● **GOAL OF THE EXERCISE**: Check every line below for the word "Оснивачка" and give only the number of lines where it appears.

[Saved entries]

--- Begin ---

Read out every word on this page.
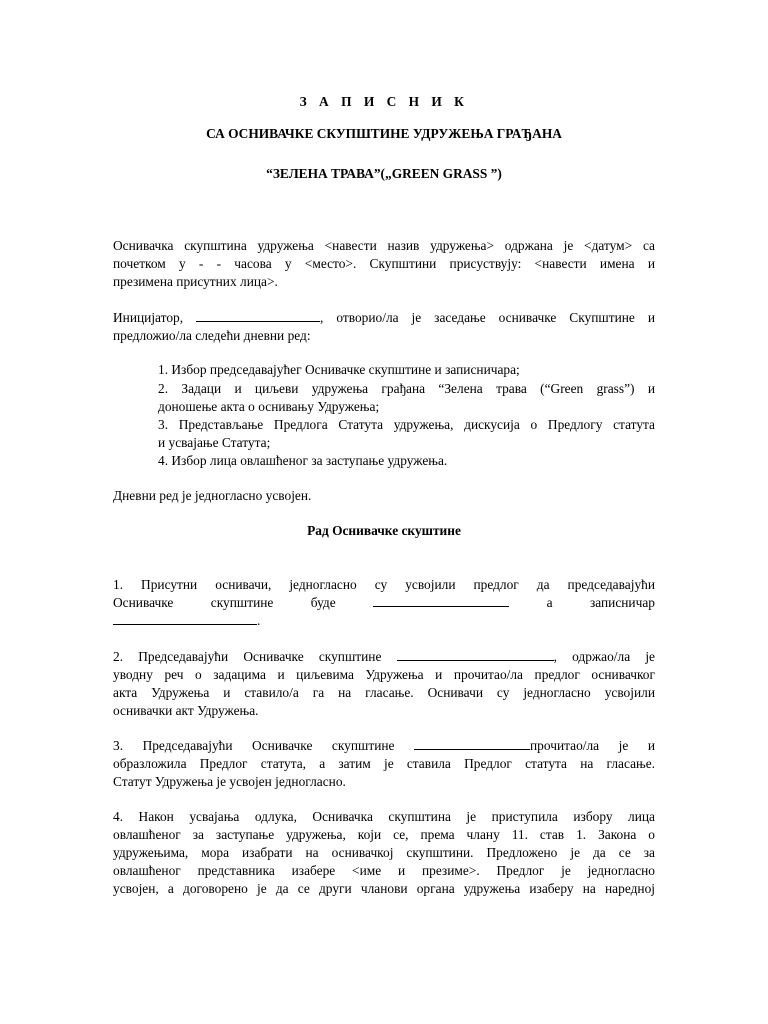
З А П И С Н И К
СА ОСНИВАЧКЕ СКУПШТИНЕ УДРУЖЕЊА ГРАЂАНА
“ЗЕЛЕНА ТРАВА”(„GREEN GRASS ”)
Оснивачка скупштина удружења <навести назив удружења> одржана је <датум> са
почетком у - - часова у <место>. Скупштини присуствују: <навести имена и
презимена присутних лица>.
Иницијатор,	, отворио/ла је заседање оснивачке Скупштине и
предложио/ла следећи дневни ред:
1. Избор председавајућег Оснивачке скупштине и записничара;
2. Задаци и циљеви удружења грађана “Зелена трава (“Green grass”) и
доношење акта о оснивању Удружења;
3. Представљање Предлога Статута удружења, дискусија о Предлогу статута
и усвајање Статута;
4. Избор лица овлашћеног за заступање удружења.
Дневни ред је једногласно усвојен.
Рад Оснивачке скуштине
1. Присутни оснивачи, једногласно су усвојили предлог да председавајући
Оснивачке скупштине буде	а записничар
.
2. Председавајући Оснивачке скупштине	, одржао/ла је
уводну реч о задацима и циљевима Удружења и прочитао/ла предлог оснивачког
акта Удружења и ставило/а га на гласање. Оснивачи су једногласно усвојили
оснивачки акт Удружења.
3. Председавајући Оснивачке скупштине	прочитао/ла је и
образложила Предлог статута, а затим је ставила Предлог статута на гласање.
Статут Удружења је усвојен једногласно.
4. Након усвајања одлука, Оснивачка скупштина је приступила избору лица
овлашћеног за заступање удружења, који се, према члану 11. став 1. Закона о
удружењима, мора изабрати на оснивачкој скупштини. Предложено је да се за
овлашћеног представника изабере <име и презиме>. Предлог је једногласно
усвојен, а договорено је да се други чланови органа удружења изаберу на наредној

--- End ---

● **THE ANSWER**: 2